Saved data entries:
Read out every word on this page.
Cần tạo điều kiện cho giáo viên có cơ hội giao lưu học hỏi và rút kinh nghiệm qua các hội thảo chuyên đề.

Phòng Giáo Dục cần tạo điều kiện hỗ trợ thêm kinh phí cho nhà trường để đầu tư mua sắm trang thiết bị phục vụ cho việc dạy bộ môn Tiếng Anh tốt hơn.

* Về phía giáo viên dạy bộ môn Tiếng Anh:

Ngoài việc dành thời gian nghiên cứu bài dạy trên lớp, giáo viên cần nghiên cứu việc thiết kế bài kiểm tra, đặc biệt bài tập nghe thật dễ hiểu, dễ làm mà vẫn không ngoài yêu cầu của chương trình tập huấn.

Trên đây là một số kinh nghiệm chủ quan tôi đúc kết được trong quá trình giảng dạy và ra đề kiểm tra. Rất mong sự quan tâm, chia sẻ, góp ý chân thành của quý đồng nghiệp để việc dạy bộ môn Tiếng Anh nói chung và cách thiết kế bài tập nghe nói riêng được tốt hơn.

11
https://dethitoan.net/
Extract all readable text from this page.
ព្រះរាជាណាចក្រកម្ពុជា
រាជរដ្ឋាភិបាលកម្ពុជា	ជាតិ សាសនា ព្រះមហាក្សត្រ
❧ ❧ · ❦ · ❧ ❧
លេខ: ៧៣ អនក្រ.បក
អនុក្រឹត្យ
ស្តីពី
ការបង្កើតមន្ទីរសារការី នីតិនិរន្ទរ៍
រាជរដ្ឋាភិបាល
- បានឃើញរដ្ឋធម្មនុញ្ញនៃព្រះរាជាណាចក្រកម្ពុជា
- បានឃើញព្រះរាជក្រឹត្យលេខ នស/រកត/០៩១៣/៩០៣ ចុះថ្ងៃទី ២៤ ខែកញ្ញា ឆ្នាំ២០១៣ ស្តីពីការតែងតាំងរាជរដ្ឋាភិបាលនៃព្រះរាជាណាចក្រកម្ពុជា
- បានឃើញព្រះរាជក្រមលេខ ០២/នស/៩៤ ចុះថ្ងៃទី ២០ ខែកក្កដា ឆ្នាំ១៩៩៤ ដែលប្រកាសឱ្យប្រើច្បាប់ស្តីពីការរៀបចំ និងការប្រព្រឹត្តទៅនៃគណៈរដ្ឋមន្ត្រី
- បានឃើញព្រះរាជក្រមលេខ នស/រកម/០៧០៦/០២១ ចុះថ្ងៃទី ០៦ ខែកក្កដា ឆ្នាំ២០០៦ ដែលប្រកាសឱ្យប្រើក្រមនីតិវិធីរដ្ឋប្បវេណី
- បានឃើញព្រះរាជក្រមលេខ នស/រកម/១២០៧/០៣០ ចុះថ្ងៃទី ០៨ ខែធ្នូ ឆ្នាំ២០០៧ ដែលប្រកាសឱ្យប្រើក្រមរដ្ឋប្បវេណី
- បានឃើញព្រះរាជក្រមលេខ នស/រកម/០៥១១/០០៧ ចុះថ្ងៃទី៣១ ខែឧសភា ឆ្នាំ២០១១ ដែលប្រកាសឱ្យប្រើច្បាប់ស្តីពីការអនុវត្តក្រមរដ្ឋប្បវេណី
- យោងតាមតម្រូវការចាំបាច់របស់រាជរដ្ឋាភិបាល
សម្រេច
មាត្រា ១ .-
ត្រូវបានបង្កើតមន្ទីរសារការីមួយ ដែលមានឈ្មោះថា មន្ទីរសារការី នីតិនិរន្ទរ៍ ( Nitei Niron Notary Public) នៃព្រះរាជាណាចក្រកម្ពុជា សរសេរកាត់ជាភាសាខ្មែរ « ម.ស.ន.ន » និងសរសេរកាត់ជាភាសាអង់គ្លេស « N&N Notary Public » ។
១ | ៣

▶ **Work required**:
Write out every entry again, keeping each line exactly the same.

▶ **Response to the task**:
Read out every word on this page.
Cần tạo điều kiện cho giáo viên có cơ hội giao lưu học hỏi và rút kinh nghiệm qua các hội thảo chuyên đề.

Phòng Giáo Dục cần tạo điều kiện hỗ trợ thêm kinh phí cho nhà trường để đầu tư mua sắm trang thiết bị phục vụ cho việc dạy bộ môn Tiếng Anh tốt hơn.

* Về phía giáo viên dạy bộ môn Tiếng Anh:

Ngoài việc dành thời gian nghiên cứu bài dạy trên lớp, giáo viên cần nghiên cứu việc thiết kế bài kiểm tra, đặc biệt bài tập nghe thật dễ hiểu, dễ làm mà vẫn không ngoài yêu cầu của chương trình tập huấn.

Trên đây là một số kinh nghiệm chủ quan tôi đúc kết được trong quá trình giảng dạy và ra đề kiểm tra. Rất mong sự quan tâm, chia sẻ, góp ý chân thành của quý đồng nghiệp để việc dạy bộ môn Tiếng Anh nói chung và cách thiết kế bài tập nghe nói riêng được tốt hơn.

11
https://dethitoan.net/
Extract all readable text from this page.
ព្រះរាជាណាចក្រកម្ពុជា
រាជរដ្ឋាភិបាលកម្ពុជា	ជាតិ សាសនា ព្រះមហាក្សត្រ
❧ ❧ · ❦ · ❧ ❧
លេខ: ៧៣ អនក្រ.បក
អនុក្រឹត្យ
ស្តីពី
ការបង្កើតមន្ទីរសារការី នីតិនិរន្ទរ៍
រាជរដ្ឋាភិបាល
- បានឃើញរដ្ឋធម្មនុញ្ញនៃព្រះរាជាណាចក្រកម្ពុជា
- បានឃើញព្រះរាជក្រឹត្យលេខ នស/រកត/០៩១៣/៩០៣ ចុះថ្ងៃទី ២៤ ខែកញ្ញា ឆ្នាំ២០១៣ ស្តីពីការតែងតាំងរាជរដ្ឋាភិបាលនៃព្រះរាជាណាចក្រកម្ពុជា
- បានឃើញព្រះរាជក្រមលេខ ០២/នស/៩៤ ចុះថ្ងៃទី ២០ ខែកក្កដា ឆ្នាំ១៩៩៤ ដែលប្រកាសឱ្យប្រើច្បាប់ស្តីពីការរៀបចំ និងការប្រព្រឹត្តទៅនៃគណៈរដ្ឋមន្ត្រី
- បានឃើញព្រះរាជក្រមលេខ នស/រកម/០៧០៦/០២១ ចុះថ្ងៃទី ០៦ ខែកក្កដា ឆ្នាំ២០០៦ ដែលប្រកាសឱ្យប្រើក្រមនីតិវិធីរដ្ឋប្បវេណី
- បានឃើញព្រះរាជក្រមលេខ នស/រកម/១២០៧/០៣០ ចុះថ្ងៃទី ០៨ ខែធ្នូ ឆ្នាំ២០០៧ ដែលប្រកាសឱ្យប្រើក្រមរដ្ឋប្បវេណី
- បានឃើញព្រះរាជក្រមលេខ នស/រកម/០៥១១/០០៧ ចុះថ្ងៃទី៣១ ខែឧសភា ឆ្នាំ២០១១ ដែលប្រកាសឱ្យប្រើច្បាប់ស្តីពីការអនុវត្តក្រមរដ្ឋប្បវេណី
- យោងតាមតម្រូវការចាំបាច់របស់រាជរដ្ឋាភិបាល
សម្រេច
មាត្រា ១ .-
ត្រូវបានបង្កើតមន្ទីរសារការីមួយ ដែលមានឈ្មោះថា មន្ទីរសារការី នីតិនិរន្ទរ៍ ( Nitei Niron Notary Public) នៃព្រះរាជាណាចក្រកម្ពុជា សរសេរកាត់ជាភាសាខ្មែរ « ម.ស.ន.ន » និងសរសេរកាត់ជាភាសាអង់គ្លេស « N&N Notary Public » ។
១ | ៣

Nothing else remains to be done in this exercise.